#### The exercise:
Print out each record below, unaltered and complete, without its images.

____________

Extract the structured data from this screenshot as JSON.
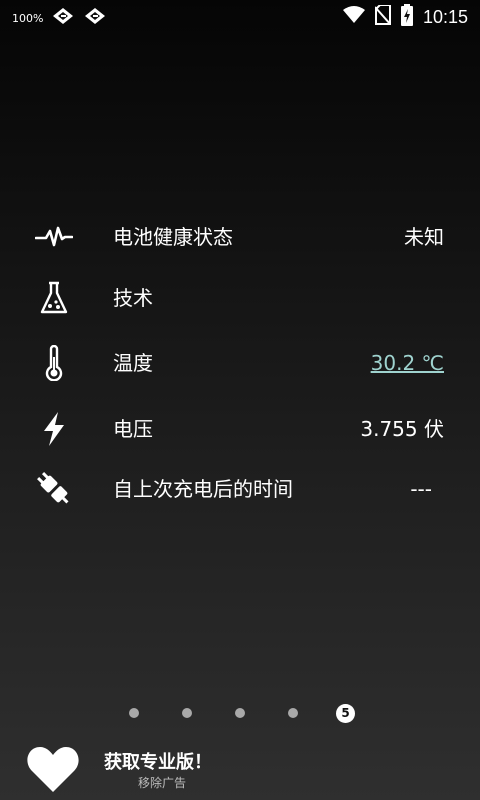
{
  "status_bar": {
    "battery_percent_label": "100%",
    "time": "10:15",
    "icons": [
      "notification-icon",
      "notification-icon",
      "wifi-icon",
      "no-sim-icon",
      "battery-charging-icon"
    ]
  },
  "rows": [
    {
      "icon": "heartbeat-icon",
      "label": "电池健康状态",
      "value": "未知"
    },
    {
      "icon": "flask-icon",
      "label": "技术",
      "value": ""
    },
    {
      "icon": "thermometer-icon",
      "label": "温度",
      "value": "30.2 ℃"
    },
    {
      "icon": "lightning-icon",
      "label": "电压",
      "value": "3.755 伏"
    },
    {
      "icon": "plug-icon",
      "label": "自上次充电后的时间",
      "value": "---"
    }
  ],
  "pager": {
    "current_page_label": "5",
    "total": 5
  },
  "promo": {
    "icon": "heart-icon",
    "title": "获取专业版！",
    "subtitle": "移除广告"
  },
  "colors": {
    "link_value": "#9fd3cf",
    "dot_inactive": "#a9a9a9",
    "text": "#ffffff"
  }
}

____________

#### Result of the task:
Extract the structured data from this screenshot as JSON.
{
  "status_bar": {
    "battery_percent_label": "100%",
    "time": "10:15",
    "icons": [
      "notification-icon",
      "notification-icon",
      "wifi-icon",
      "no-sim-icon",
      "battery-charging-icon"
    ]
  },
  "rows": [
    {
      "icon": "heartbeat-icon",
      "label": "电池健康状态",
      "value": "未知"
    },
    {
      "icon": "flask-icon",
      "label": "技术",
      "value": ""
    },
    {
      "icon": "thermometer-icon",
      "label": "温度",
      "value": "30.2 ℃"
    },
    {
      "icon": "lightning-icon",
      "label": "电压",
      "value": "3.755 伏"
    },
    {
      "icon": "plug-icon",
      "label": "自上次充电后的时间",
      "value": "---"
    }
  ],
  "pager": {
    "current_page_label": "5",
    "total": 5
  },
  "promo": {
    "icon": "heart-icon",
    "title": "获取专业版！",
    "subtitle": "移除广告"
  },
  "colors": {
    "link_value": "#9fd3cf",
    "dot_inactive": "#a9a9a9",
    "text": "#ffffff"
  }
}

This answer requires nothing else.